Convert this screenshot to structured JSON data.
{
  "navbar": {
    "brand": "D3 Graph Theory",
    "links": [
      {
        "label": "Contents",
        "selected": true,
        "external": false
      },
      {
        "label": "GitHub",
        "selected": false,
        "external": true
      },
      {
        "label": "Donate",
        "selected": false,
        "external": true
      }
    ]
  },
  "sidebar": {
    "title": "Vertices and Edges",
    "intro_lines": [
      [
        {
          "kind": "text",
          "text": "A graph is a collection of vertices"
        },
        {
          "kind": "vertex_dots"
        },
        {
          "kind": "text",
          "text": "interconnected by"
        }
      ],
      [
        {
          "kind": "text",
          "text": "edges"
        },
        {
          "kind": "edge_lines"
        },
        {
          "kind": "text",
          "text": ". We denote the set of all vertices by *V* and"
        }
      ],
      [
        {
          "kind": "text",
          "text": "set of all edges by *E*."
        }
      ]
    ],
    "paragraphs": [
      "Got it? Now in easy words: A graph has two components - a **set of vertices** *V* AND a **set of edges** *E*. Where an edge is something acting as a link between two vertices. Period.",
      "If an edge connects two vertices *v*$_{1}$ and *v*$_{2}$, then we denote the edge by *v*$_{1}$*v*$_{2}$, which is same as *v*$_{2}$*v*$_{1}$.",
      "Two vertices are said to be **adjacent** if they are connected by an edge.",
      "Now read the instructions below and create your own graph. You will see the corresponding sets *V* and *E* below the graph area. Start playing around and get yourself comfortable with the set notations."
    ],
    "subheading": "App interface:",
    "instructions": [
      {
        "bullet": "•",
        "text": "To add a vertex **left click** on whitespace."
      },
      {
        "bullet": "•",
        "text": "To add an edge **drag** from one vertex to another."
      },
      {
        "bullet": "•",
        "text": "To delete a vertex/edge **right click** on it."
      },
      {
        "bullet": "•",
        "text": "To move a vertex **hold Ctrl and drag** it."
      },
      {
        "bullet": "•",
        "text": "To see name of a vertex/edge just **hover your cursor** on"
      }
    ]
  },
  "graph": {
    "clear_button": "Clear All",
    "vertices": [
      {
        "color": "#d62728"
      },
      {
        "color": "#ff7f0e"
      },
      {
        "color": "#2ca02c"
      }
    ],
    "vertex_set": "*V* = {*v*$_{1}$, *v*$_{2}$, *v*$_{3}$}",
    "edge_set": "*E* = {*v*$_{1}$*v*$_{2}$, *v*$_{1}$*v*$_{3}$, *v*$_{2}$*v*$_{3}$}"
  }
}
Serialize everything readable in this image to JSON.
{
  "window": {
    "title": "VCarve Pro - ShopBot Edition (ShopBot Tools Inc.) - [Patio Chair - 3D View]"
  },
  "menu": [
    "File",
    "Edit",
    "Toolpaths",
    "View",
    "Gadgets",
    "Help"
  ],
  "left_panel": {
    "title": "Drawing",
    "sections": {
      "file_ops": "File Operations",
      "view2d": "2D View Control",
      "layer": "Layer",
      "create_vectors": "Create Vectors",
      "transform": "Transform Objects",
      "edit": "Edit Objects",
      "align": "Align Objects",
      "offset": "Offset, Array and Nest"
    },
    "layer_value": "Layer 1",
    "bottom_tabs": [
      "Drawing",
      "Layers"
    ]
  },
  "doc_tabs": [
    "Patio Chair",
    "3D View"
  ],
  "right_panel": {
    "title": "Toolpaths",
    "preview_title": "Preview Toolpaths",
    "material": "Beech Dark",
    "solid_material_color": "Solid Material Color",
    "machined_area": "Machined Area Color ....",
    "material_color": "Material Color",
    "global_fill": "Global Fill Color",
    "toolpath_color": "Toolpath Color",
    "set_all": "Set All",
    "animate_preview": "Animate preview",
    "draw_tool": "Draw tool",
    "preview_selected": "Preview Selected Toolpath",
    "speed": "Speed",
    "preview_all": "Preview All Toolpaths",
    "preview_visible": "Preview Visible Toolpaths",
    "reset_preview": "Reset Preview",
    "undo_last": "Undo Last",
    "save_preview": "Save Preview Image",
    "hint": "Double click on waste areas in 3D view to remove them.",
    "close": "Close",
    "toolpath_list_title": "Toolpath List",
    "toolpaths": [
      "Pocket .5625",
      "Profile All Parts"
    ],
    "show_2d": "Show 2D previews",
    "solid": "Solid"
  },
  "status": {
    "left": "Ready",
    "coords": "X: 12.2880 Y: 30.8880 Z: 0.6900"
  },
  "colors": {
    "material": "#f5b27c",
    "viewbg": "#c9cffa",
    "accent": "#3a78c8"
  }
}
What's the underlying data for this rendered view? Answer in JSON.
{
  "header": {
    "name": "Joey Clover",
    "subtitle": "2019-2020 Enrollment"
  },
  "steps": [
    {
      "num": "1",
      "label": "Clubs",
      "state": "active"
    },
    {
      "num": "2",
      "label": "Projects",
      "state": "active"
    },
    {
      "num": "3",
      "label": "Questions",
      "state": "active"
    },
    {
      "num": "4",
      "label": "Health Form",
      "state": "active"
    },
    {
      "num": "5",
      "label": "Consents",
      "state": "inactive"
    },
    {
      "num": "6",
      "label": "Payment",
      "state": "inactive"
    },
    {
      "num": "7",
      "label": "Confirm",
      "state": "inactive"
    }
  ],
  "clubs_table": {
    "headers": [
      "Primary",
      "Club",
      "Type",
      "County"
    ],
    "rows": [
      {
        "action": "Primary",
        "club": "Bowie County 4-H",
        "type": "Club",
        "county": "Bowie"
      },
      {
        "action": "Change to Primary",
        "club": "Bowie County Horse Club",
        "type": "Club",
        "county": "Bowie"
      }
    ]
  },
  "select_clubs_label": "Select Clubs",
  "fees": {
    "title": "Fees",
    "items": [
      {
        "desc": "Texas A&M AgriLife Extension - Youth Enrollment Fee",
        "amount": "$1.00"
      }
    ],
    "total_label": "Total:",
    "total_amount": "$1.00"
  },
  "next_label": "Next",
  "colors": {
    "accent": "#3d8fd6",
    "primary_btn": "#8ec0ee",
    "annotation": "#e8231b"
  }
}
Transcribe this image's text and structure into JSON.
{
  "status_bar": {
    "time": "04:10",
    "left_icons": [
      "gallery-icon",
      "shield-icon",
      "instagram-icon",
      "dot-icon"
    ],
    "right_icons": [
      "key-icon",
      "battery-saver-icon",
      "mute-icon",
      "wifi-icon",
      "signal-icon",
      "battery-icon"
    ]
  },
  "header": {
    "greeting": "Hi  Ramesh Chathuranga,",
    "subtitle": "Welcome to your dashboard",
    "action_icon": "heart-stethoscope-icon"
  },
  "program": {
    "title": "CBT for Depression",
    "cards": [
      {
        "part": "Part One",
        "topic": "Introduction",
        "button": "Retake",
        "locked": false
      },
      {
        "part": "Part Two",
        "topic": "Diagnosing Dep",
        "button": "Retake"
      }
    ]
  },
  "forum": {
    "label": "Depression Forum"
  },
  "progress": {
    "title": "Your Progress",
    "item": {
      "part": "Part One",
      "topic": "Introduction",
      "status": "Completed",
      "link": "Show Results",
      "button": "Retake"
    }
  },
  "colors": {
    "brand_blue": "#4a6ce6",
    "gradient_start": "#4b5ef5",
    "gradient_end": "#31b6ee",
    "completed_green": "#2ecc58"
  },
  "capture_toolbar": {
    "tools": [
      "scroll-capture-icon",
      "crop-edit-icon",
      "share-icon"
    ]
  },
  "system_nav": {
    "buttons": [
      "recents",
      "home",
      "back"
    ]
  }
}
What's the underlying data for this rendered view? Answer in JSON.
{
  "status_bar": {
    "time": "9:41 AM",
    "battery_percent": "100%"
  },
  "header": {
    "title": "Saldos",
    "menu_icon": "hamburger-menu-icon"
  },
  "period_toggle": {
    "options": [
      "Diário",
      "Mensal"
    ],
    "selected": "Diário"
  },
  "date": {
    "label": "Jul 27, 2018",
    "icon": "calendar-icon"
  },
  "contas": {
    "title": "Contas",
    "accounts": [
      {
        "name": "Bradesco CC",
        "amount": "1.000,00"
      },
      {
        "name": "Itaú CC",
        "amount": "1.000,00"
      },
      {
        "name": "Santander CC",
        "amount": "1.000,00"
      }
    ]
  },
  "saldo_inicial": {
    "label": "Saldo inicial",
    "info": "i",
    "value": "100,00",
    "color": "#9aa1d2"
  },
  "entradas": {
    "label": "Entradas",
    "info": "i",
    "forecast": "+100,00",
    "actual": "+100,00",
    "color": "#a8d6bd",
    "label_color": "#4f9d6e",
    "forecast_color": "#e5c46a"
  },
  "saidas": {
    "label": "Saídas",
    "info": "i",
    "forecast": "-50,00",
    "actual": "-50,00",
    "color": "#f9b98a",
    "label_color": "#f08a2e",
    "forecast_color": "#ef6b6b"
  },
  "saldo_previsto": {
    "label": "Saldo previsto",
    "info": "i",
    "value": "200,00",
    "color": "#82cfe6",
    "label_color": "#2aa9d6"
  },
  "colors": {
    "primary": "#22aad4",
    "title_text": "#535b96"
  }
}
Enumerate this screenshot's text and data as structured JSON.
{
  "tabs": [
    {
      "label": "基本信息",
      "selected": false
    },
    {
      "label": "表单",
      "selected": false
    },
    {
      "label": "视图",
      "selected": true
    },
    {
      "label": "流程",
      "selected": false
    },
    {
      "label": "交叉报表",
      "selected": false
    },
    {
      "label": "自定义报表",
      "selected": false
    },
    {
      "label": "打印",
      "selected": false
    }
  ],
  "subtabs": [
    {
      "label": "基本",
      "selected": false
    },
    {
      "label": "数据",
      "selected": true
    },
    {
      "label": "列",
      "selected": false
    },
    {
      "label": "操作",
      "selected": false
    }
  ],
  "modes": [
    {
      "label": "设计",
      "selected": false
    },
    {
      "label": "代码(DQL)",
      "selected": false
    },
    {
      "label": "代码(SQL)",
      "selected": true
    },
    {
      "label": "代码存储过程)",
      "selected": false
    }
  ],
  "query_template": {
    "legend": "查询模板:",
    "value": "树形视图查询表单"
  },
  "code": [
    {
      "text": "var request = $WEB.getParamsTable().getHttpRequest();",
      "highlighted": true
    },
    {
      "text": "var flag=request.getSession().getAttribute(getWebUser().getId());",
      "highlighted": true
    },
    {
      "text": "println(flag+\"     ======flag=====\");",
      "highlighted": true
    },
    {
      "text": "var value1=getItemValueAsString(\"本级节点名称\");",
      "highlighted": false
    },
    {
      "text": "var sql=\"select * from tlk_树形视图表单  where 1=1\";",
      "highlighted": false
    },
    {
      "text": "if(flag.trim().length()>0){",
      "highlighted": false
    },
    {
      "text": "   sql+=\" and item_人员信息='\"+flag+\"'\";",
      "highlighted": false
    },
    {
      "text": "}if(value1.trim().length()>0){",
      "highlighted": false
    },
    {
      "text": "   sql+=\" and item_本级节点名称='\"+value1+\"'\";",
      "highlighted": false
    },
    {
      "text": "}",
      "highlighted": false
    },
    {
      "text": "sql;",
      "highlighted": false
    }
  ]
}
:::::
GOAL | Show every line of the records above that contains the word "instructions".

FINISHED ANSWER |
      "Now read the instructions below and create your own graph. You will see the corresponding sets *V* and *E* below the graph area. Start playing around and get yourself comfortable with the set notations."
    "instructions": [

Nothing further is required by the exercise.